> Instructions for the task
Search the data below for the word "ANGULAR" and copy each line that holds it.
------------------------------------------------
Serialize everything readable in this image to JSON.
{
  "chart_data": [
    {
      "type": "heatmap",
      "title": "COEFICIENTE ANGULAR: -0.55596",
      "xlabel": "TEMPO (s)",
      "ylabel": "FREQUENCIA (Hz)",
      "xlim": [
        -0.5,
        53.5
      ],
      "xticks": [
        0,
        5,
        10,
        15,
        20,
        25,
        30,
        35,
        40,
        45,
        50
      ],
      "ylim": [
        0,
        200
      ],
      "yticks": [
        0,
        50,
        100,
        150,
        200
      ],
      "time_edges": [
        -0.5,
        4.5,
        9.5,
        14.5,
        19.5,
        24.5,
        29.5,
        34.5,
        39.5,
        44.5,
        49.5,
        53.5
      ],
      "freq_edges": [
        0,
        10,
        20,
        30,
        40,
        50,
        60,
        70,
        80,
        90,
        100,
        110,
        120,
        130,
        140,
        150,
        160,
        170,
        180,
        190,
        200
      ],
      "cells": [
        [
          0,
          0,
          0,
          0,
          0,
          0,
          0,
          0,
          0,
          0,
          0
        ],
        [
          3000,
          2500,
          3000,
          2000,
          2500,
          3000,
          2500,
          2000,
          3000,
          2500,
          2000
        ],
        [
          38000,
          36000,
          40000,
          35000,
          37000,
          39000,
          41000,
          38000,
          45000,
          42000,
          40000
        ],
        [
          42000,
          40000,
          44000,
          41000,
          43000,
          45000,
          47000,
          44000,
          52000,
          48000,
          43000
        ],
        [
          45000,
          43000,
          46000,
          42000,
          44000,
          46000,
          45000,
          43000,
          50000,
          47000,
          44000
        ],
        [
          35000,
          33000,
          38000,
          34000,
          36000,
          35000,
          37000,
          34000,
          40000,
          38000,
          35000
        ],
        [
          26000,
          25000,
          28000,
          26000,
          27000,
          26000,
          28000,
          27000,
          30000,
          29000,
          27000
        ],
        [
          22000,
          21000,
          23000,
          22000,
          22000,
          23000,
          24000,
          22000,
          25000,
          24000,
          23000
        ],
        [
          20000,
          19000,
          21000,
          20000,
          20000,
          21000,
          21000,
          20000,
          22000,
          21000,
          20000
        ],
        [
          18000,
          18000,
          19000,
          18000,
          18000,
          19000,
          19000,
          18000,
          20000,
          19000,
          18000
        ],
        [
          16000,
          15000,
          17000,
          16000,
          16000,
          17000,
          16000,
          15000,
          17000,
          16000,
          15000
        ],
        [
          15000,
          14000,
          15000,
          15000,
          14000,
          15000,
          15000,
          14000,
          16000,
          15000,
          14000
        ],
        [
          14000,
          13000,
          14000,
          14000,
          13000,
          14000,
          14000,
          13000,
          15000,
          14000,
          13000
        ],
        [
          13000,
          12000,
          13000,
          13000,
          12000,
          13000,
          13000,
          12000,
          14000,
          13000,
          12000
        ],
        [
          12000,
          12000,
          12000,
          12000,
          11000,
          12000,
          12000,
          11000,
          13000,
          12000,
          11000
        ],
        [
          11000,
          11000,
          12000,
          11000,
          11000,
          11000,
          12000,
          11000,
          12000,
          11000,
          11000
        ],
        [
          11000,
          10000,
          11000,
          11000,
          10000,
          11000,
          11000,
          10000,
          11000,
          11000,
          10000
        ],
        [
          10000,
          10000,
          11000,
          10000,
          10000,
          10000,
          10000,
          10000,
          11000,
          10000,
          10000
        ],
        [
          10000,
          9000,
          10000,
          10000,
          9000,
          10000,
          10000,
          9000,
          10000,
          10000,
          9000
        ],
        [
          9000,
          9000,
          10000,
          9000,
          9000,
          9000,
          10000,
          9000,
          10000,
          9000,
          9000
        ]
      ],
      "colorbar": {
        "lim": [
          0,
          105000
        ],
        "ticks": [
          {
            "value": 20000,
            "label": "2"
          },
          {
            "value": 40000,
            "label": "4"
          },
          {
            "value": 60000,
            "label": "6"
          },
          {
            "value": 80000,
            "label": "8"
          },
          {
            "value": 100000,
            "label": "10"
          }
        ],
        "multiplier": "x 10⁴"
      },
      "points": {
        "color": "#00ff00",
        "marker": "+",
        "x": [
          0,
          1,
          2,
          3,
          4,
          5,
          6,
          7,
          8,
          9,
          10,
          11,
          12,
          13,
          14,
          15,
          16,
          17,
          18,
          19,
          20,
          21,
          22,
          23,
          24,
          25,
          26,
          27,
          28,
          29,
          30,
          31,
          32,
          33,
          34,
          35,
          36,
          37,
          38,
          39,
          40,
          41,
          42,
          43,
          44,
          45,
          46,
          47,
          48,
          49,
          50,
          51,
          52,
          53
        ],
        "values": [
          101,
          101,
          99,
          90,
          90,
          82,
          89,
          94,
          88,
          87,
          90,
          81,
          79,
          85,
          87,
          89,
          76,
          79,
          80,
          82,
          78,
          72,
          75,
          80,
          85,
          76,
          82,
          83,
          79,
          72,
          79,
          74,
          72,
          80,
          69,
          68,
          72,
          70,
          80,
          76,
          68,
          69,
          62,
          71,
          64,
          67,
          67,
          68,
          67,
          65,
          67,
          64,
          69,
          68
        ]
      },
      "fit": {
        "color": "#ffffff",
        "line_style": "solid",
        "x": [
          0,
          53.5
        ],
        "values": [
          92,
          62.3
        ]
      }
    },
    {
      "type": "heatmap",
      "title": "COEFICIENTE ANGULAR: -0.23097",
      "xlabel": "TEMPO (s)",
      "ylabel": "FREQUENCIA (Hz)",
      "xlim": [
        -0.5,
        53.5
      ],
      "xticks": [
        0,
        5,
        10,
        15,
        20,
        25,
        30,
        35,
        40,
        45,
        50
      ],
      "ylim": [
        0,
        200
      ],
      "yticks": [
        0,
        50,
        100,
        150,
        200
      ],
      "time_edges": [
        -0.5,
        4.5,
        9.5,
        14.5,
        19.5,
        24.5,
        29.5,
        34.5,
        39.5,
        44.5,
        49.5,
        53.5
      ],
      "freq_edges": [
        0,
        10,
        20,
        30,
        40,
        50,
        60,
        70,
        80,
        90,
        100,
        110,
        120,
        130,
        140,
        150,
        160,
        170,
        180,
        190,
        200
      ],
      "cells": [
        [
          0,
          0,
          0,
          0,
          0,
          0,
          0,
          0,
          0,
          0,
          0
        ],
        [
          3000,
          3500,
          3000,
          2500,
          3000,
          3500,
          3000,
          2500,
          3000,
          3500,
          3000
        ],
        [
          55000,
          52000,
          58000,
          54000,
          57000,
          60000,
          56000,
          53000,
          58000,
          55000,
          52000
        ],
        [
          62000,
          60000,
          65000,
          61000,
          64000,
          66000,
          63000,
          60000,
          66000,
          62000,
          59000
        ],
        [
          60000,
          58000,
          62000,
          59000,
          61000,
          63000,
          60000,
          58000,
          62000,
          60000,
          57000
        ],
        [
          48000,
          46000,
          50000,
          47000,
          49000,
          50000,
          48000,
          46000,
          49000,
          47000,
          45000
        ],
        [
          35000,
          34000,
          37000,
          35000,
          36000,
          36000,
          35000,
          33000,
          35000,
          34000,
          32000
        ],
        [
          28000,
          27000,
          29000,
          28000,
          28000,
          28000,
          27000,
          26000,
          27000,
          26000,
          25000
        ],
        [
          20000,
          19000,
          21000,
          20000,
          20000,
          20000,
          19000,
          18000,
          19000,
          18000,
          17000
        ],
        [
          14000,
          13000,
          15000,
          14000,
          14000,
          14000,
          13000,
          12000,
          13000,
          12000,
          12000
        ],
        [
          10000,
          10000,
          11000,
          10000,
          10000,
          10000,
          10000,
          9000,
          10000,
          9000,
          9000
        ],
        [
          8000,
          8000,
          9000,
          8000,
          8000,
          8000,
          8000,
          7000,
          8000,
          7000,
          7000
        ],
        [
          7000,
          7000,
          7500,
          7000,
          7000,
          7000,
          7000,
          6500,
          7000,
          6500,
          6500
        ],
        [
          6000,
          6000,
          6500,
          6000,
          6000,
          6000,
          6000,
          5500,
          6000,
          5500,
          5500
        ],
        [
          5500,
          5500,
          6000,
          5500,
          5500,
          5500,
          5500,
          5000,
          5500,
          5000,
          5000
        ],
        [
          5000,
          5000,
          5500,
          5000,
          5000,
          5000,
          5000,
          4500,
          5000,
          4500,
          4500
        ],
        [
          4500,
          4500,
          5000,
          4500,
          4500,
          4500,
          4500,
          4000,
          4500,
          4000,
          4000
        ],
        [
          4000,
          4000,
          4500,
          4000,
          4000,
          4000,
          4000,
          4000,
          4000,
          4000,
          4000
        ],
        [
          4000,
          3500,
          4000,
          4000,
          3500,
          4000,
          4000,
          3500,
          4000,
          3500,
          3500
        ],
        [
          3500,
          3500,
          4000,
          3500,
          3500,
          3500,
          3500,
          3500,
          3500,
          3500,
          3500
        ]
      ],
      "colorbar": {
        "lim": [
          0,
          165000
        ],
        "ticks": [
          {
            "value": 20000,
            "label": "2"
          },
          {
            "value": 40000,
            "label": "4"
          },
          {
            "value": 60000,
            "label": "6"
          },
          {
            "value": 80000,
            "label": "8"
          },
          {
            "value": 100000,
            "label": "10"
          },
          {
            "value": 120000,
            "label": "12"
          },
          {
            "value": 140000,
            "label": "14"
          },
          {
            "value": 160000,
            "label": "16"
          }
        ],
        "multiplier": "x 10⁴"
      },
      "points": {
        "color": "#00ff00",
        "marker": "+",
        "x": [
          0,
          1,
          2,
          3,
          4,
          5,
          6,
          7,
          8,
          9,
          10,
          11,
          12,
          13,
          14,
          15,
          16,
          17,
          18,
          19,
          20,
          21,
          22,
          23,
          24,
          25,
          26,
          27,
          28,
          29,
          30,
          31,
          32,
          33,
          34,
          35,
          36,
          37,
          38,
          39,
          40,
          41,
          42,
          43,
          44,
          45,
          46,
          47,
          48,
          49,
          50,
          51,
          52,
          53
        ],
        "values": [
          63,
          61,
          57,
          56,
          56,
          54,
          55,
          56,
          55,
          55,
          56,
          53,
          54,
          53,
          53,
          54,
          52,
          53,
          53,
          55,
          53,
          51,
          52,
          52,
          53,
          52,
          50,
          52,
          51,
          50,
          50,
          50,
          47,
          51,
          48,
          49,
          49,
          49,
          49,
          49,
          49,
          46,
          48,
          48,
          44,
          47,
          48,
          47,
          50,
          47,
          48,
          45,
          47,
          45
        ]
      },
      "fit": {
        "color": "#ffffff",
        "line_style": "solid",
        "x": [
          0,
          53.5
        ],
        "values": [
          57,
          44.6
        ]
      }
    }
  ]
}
------------------------------------------------
> Result of the task
      "title": "COEFICIENTE ANGULAR: -0.55596",
      "title": "COEFICIENTE ANGULAR: -0.23097",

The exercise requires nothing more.